===== Data for this exercise =====
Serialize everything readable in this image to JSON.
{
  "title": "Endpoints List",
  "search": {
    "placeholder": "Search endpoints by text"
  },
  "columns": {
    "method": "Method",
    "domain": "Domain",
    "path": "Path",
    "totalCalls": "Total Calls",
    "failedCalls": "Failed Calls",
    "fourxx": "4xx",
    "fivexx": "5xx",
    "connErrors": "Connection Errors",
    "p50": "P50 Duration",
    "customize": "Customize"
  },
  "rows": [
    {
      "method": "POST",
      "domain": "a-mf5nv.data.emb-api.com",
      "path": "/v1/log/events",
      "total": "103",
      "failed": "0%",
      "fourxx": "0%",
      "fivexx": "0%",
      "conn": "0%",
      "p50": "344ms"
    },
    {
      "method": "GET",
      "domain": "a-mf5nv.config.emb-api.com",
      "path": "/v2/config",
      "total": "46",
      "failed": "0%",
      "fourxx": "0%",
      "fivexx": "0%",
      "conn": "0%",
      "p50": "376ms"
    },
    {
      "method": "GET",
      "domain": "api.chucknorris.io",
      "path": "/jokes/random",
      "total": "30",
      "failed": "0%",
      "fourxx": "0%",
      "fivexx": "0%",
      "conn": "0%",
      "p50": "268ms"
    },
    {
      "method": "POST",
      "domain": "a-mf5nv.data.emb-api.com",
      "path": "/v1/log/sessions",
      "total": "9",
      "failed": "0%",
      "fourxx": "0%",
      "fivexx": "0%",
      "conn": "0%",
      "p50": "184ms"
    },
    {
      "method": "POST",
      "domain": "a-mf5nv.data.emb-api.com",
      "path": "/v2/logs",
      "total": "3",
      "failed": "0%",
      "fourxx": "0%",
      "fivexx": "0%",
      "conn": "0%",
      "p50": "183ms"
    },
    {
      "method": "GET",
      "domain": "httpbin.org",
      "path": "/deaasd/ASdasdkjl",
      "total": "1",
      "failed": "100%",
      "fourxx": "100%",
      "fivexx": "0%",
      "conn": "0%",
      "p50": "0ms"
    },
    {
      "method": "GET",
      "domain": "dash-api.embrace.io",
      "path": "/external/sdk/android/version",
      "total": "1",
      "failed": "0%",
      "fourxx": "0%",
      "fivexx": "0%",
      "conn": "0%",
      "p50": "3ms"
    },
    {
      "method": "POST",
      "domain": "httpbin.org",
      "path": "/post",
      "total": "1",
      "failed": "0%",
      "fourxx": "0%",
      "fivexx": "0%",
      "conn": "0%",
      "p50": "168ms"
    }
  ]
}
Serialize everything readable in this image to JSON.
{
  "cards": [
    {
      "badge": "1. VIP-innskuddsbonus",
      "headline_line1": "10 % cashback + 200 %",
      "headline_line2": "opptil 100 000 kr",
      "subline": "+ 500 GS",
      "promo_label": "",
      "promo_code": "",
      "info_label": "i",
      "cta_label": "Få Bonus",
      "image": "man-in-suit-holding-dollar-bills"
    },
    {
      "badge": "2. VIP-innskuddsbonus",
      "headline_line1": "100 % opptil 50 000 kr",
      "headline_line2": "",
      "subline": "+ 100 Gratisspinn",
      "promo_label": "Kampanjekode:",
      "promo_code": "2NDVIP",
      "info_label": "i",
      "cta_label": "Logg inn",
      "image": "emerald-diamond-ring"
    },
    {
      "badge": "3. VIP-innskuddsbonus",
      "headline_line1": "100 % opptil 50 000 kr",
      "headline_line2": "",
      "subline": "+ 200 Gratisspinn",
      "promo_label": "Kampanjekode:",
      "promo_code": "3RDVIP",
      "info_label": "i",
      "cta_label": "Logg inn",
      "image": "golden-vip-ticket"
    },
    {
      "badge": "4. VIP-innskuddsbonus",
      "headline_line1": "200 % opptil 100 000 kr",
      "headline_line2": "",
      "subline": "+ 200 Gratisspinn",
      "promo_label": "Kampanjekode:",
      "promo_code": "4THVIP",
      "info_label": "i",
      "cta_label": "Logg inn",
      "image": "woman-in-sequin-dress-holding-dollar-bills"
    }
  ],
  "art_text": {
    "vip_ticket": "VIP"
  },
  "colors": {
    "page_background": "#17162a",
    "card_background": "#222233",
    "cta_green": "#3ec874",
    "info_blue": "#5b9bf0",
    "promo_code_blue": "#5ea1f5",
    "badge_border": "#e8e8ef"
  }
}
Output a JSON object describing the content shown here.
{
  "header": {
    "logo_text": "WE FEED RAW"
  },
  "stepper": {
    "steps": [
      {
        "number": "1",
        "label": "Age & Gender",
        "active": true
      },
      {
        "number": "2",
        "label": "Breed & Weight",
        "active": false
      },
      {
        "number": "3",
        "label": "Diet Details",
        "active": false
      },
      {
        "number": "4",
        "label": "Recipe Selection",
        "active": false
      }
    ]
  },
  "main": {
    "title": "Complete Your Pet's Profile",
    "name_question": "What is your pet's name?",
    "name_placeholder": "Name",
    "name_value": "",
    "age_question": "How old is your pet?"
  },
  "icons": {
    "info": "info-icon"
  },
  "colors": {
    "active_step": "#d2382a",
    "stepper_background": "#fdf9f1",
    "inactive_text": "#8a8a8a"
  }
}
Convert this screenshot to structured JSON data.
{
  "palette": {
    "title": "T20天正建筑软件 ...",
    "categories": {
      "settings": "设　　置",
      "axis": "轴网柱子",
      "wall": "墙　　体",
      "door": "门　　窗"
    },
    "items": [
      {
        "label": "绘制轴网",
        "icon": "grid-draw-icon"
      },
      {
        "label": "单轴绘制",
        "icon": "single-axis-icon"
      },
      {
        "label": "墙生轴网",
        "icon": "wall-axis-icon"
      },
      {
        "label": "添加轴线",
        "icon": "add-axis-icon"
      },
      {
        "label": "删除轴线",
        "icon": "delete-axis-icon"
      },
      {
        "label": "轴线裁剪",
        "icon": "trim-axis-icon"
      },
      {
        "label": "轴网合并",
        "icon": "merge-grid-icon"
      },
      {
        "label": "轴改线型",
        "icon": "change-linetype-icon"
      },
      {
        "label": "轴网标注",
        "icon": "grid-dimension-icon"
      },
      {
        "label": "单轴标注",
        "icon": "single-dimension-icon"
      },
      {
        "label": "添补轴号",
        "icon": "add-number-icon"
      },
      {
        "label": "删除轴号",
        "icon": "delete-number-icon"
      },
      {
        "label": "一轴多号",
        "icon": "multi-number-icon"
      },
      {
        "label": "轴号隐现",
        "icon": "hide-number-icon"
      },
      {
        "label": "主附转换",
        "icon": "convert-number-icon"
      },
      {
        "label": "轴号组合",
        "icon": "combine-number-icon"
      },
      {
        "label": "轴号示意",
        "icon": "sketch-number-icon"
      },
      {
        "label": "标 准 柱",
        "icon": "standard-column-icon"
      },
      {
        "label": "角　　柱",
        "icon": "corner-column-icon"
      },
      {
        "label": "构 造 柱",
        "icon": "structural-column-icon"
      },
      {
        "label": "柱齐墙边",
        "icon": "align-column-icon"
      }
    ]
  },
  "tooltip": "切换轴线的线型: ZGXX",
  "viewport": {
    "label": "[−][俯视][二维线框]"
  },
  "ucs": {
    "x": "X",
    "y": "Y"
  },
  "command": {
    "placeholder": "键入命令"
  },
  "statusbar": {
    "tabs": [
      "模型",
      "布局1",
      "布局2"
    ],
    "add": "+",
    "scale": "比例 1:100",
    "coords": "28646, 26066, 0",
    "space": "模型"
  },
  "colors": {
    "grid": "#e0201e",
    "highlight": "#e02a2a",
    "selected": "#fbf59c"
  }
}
=====
Restate every line of the data word for word.

Serialize everything readable in this image to JSON.
{
  "title": "Endpoints List",
  "search": {
    "placeholder": "Search endpoints by text"
  },
  "columns": {
    "method": "Method",
    "domain": "Domain",
    "path": "Path",
    "totalCalls": "Total Calls",
    "failedCalls": "Failed Calls",
    "fourxx": "4xx",
    "fivexx": "5xx",
    "connErrors": "Connection Errors",
    "p50": "P50 Duration",
    "customize": "Customize"
  },
  "rows": [
    {
      "method": "POST",
      "domain": "a-mf5nv.data.emb-api.com",
      "path": "/v1/log/events",
      "total": "103",
      "failed": "0%",
      "fourxx": "0%",
      "fivexx": "0%",
      "conn": "0%",
      "p50": "344ms"
    },
    {
      "method": "GET",
      "domain": "a-mf5nv.config.emb-api.com",
      "path": "/v2/config",
      "total": "46",
      "failed": "0%",
      "fourxx": "0%",
      "fivexx": "0%",
      "conn": "0%",
      "p50": "376ms"
    },
    {
      "method": "GET",
      "domain": "api.chucknorris.io",
      "path": "/jokes/random",
      "total": "30",
      "failed": "0%",
      "fourxx": "0%",
      "fivexx": "0%",
      "conn": "0%",
      "p50": "268ms"
    },
    {
      "method": "POST",
      "domain": "a-mf5nv.data.emb-api.com",
      "path": "/v1/log/sessions",
      "total": "9",
      "failed": "0%",
      "fourxx": "0%",
      "fivexx": "0%",
      "conn": "0%",
      "p50": "184ms"
    },
    {
      "method": "POST",
      "domain": "a-mf5nv.data.emb-api.com",
      "path": "/v2/logs",
      "total": "3",
      "failed": "0%",
      "fourxx": "0%",
      "fivexx": "0%",
      "conn": "0%",
      "p50": "183ms"
    },
    {
      "method": "GET",
      "domain": "httpbin.org",
      "path": "/deaasd/ASdasdkjl",
      "total": "1",
      "failed": "100%",
      "fourxx": "100%",
      "fivexx": "0%",
      "conn": "0%",
      "p50": "0ms"
    },
    {
      "method": "GET",
      "domain": "dash-api.embrace.io",
      "path": "/external/sdk/android/version",
      "total": "1",
      "failed": "0%",
      "fourxx": "0%",
      "fivexx": "0%",
      "conn": "0%",
      "p50": "3ms"
    },
    {
      "method": "POST",
      "domain": "httpbin.org",
      "path": "/post",
      "total": "1",
      "failed": "0%",
      "fourxx": "0%",
      "fivexx": "0%",
      "conn": "0%",
      "p50": "168ms"
    }
  ]
}
Serialize everything readable in this image to JSON.
{
  "cards": [
    {
      "badge": "1. VIP-innskuddsbonus",
      "headline_line1": "10 % cashback + 200 %",
      "headline_line2": "opptil 100 000 kr",
      "subline": "+ 500 GS",
      "promo_label": "",
      "promo_code": "",
      "info_label": "i",
      "cta_label": "Få Bonus",
      "image": "man-in-suit-holding-dollar-bills"
    },
    {
      "badge": "2. VIP-innskuddsbonus",
      "headline_line1": "100 % opptil 50 000 kr",
      "headline_line2": "",
      "subline": "+ 100 Gratisspinn",
      "promo_label": "Kampanjekode:",
      "promo_code": "2NDVIP",
      "info_label": "i",
      "cta_label": "Logg inn",
      "image": "emerald-diamond-ring"
    },
    {
      "badge": "3. VIP-innskuddsbonus",
      "headline_line1": "100 % opptil 50 000 kr",
      "headline_line2": "",
      "subline": "+ 200 Gratisspinn",
      "promo_label": "Kampanjekode:",
      "promo_code": "3RDVIP",
      "info_label": "i",
      "cta_label": "Logg inn",
      "image": "golden-vip-ticket"
    },
    {
      "badge": "4. VIP-innskuddsbonus",
      "headline_line1": "200 % opptil 100 000 kr",
      "headline_line2": "",
      "subline": "+ 200 Gratisspinn",
      "promo_label": "Kampanjekode:",
      "promo_code": "4THVIP",
      "info_label": "i",
      "cta_label": "Logg inn",
      "image": "woman-in-sequin-dress-holding-dollar-bills"
    }
  ],
  "art_text": {
    "vip_ticket": "VIP"
  },
  "colors": {
    "page_background": "#17162a",
    "card_background": "#222233",
    "cta_green": "#3ec874",
    "info_blue": "#5b9bf0",
    "promo_code_blue": "#5ea1f5",
    "badge_border": "#e8e8ef"
  }
}
Output a JSON object describing the content shown here.
{
  "header": {
    "logo_text": "WE FEED RAW"
  },
  "stepper": {
    "steps": [
      {
        "number": "1",
        "label": "Age & Gender",
        "active": true
      },
      {
        "number": "2",
        "label": "Breed & Weight",
        "active": false
      },
      {
        "number": "3",
        "label": "Diet Details",
        "active": false
      },
      {
        "number": "4",
        "label": "Recipe Selection",
        "active": false
      }
    ]
  },
  "main": {
    "title": "Complete Your Pet's Profile",
    "name_question": "What is your pet's name?",
    "name_placeholder": "Name",
    "name_value": "",
    "age_question": "How old is your pet?"
  },
  "icons": {
    "info": "info-icon"
  },
  "colors": {
    "active_step": "#d2382a",
    "stepper_background": "#fdf9f1",
    "inactive_text": "#8a8a8a"
  }
}
Convert this screenshot to structured JSON data.
{
  "palette": {
    "title": "T20天正建筑软件 ...",
    "categories": {
      "settings": "设　　置",
      "axis": "轴网柱子",
      "wall": "墙　　体",
      "door": "门　　窗"
    },
    "items": [
      {
        "label": "绘制轴网",
        "icon": "grid-draw-icon"
      },
      {
        "label": "单轴绘制",
        "icon": "single-axis-icon"
      },
      {
        "label": "墙生轴网",
        "icon": "wall-axis-icon"
      },
      {
        "label": "添加轴线",
        "icon": "add-axis-icon"
      },
      {
        "label": "删除轴线",
        "icon": "delete-axis-icon"
      },
      {
        "label": "轴线裁剪",
        "icon": "trim-axis-icon"
      },
      {
        "label": "轴网合并",
        "icon": "merge-grid-icon"
      },
      {
        "label": "轴改线型",
        "icon": "change-linetype-icon"
      },
      {
        "label": "轴网标注",
        "icon": "grid-dimension-icon"
      },
      {
        "label": "单轴标注",
        "icon": "single-dimension-icon"
      },
      {
        "label": "添补轴号",
        "icon": "add-number-icon"
      },
      {
        "label": "删除轴号",
        "icon": "delete-number-icon"
      },
      {
        "label": "一轴多号",
        "icon": "multi-number-icon"
      },
      {
        "label": "轴号隐现",
        "icon": "hide-number-icon"
      },
      {
        "label": "主附转换",
        "icon": "convert-number-icon"
      },
      {
        "label": "轴号组合",
        "icon": "combine-number-icon"
      },
      {
        "label": "轴号示意",
        "icon": "sketch-number-icon"
      },
      {
        "label": "标 准 柱",
        "icon": "standard-column-icon"
      },
      {
        "label": "角　　柱",
        "icon": "corner-column-icon"
      },
      {
        "label": "构 造 柱",
        "icon": "structural-column-icon"
      },
      {
        "label": "柱齐墙边",
        "icon": "align-column-icon"
      }
    ]
  },
  "tooltip": "切换轴线的线型: ZGXX",
  "viewport": {
    "label": "[−][俯视][二维线框]"
  },
  "ucs": {
    "x": "X",
    "y": "Y"
  },
  "command": {
    "placeholder": "键入命令"
  },
  "statusbar": {
    "tabs": [
      "模型",
      "布局1",
      "布局2"
    ],
    "add": "+",
    "scale": "比例 1:100",
    "coords": "28646, 26066, 0",
    "space": "模型"
  },
  "colors": {
    "grid": "#e0201e",
    "highlight": "#e02a2a",
    "selected": "#fbf59c"
  }
}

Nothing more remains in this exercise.